• WRITTEN TASK
Write out every line below that includes the word "color".

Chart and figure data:
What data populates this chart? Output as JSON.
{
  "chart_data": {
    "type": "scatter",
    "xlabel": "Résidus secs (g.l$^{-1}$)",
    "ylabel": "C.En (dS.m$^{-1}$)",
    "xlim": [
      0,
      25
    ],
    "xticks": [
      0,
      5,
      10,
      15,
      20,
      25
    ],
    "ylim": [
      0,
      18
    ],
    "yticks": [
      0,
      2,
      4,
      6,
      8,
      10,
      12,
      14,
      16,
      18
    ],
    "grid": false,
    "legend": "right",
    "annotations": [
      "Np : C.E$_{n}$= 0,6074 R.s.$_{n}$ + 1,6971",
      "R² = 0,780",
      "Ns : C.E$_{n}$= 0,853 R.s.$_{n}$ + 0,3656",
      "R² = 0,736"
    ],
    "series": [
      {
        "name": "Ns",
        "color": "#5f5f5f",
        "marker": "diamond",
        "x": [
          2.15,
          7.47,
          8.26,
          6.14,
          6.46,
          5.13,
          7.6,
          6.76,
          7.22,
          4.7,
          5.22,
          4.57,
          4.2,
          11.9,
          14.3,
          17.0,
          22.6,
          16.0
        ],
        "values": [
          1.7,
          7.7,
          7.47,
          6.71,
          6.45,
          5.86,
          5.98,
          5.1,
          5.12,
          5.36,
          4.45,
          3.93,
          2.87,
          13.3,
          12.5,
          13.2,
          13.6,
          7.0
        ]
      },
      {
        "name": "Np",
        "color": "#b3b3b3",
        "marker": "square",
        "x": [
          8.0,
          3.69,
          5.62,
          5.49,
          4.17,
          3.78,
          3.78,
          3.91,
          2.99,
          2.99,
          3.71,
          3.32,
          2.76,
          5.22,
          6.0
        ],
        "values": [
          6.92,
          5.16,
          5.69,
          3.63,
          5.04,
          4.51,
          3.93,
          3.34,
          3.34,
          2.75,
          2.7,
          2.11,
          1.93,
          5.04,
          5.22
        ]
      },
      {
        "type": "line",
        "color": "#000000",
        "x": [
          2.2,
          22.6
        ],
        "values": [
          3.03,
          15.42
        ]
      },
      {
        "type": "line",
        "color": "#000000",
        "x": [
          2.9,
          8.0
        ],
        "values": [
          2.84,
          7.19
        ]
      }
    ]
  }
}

• ANSWER FOR THIS EXERCISE
        "color": "#5f5f5f",
        "color": "#b3b3b3",
        "color": "#000000",
        "color": "#000000",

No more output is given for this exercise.